From the entries below, copy out every line with "средствами" in it.

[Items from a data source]
## START

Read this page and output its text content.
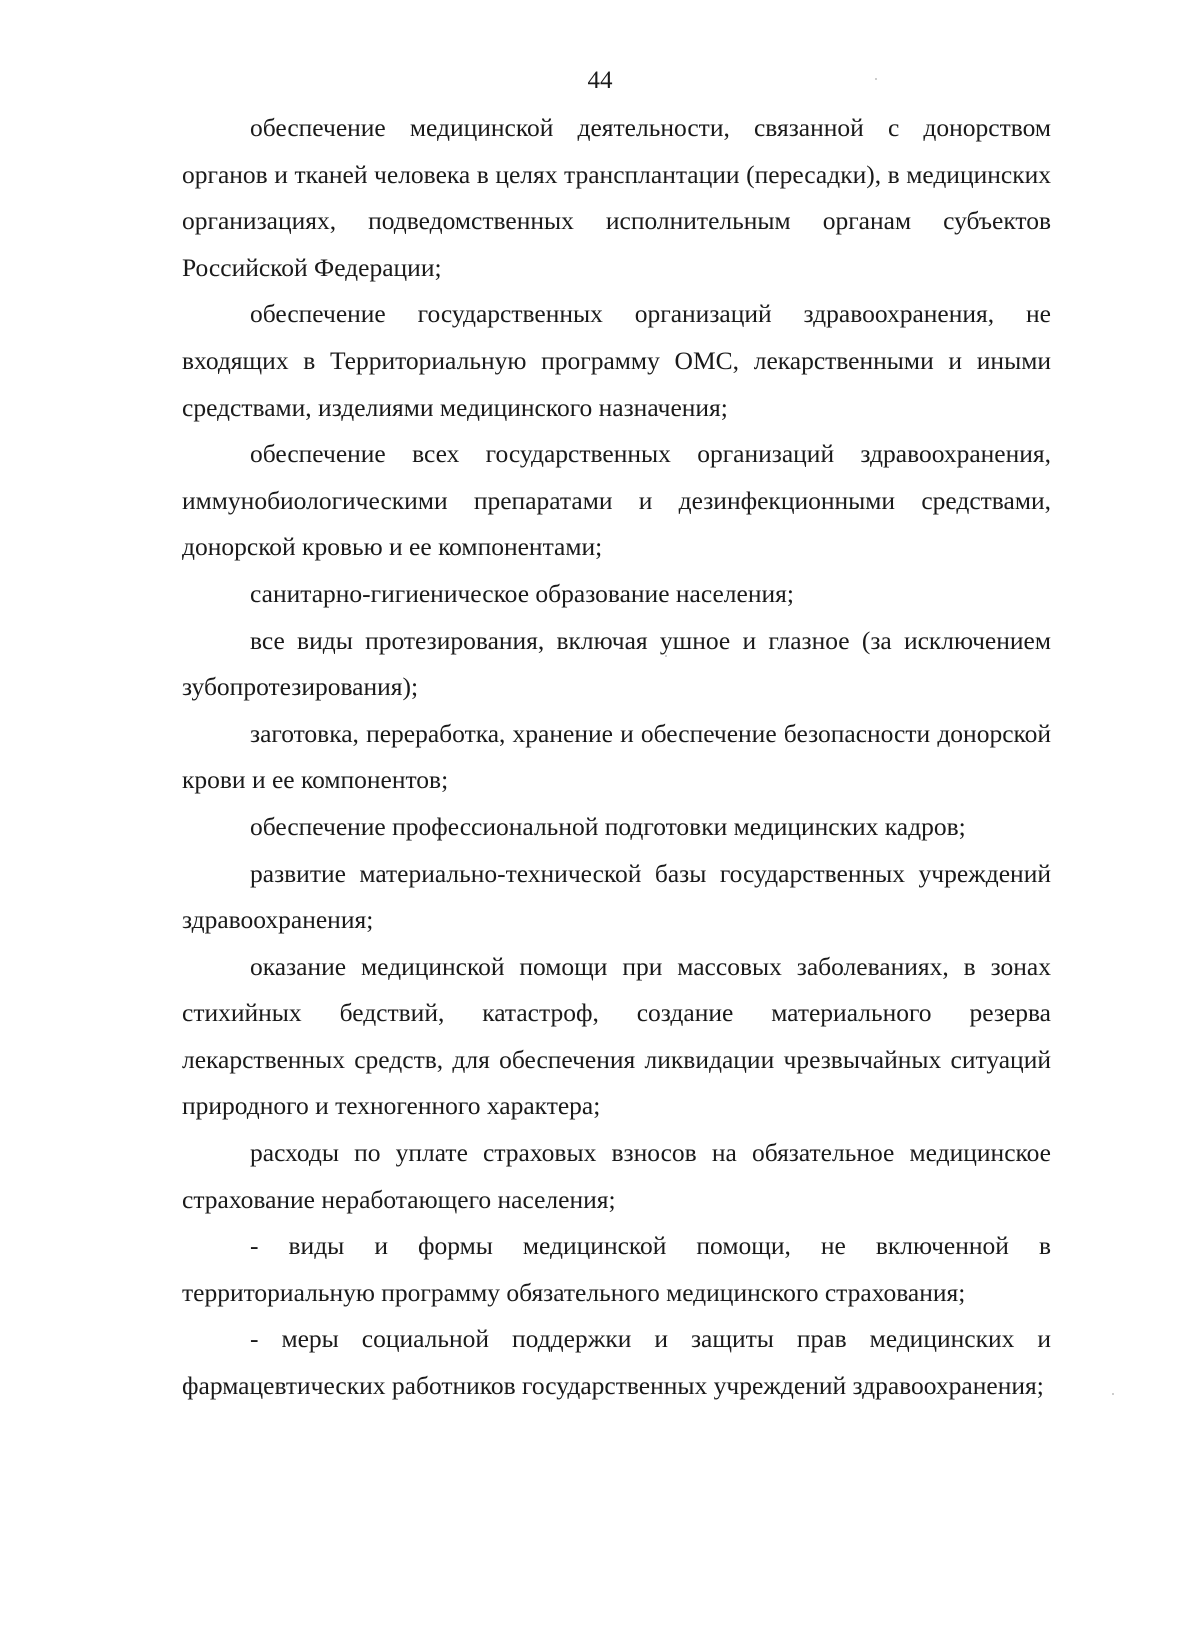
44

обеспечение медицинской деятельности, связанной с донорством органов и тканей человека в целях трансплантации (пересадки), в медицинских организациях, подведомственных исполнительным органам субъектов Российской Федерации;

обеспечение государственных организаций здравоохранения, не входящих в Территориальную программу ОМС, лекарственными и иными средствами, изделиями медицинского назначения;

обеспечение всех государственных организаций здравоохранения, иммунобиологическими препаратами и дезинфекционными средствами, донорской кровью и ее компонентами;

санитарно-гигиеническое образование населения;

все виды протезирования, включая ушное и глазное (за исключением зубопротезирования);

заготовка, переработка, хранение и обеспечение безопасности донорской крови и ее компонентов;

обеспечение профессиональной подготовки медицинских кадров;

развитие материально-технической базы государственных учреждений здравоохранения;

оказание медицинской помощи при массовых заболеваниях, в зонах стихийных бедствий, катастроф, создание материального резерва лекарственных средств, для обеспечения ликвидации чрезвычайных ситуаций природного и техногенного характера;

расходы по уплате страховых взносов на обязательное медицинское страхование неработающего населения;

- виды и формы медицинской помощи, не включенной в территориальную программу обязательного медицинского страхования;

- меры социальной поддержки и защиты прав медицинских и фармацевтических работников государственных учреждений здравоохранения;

## END
## START

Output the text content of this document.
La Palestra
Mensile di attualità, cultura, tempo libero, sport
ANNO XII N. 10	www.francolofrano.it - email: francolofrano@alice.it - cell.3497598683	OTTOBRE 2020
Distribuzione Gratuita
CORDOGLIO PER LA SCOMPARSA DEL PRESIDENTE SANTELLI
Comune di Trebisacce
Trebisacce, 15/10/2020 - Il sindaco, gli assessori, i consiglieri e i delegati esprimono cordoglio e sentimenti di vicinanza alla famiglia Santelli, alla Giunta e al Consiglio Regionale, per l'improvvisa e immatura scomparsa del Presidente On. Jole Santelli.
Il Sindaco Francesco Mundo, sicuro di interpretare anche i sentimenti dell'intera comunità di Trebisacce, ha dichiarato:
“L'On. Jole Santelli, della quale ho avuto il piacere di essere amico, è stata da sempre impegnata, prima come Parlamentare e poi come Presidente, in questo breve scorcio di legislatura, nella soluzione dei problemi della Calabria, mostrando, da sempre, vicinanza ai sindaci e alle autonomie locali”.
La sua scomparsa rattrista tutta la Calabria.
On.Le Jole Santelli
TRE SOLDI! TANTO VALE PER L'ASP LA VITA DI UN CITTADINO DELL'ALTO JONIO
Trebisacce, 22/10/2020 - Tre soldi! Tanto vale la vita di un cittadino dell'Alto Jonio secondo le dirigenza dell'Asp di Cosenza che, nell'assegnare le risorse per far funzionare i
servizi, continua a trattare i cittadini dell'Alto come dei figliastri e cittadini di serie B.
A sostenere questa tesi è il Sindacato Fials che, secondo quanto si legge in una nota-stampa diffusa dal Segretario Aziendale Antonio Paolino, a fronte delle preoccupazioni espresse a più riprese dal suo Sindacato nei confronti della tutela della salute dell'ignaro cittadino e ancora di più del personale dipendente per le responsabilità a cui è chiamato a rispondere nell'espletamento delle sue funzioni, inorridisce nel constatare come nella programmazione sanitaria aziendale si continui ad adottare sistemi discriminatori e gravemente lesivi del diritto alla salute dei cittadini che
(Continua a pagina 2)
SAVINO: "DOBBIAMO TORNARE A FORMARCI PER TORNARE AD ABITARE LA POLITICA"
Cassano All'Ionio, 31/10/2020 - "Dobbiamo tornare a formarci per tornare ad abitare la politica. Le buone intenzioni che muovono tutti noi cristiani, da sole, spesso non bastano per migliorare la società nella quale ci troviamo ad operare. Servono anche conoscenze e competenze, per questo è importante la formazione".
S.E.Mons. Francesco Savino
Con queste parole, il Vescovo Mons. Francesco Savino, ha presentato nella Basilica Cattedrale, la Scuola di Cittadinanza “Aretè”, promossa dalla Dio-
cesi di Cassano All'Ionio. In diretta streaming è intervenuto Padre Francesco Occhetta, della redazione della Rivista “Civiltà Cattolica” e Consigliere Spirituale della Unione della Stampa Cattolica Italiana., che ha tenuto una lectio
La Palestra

## END

_Task output_
обеспечение государственных организаций здравоохранения, не входящих в Территориальную программу ОМС, лекарственными и иными средствами, изделиями медицинского назначения;
обеспечение всех государственных организаций здравоохранения, иммунобиологическими препаратами и дезинфекционными средствами, донорской кровью и ее компонентами;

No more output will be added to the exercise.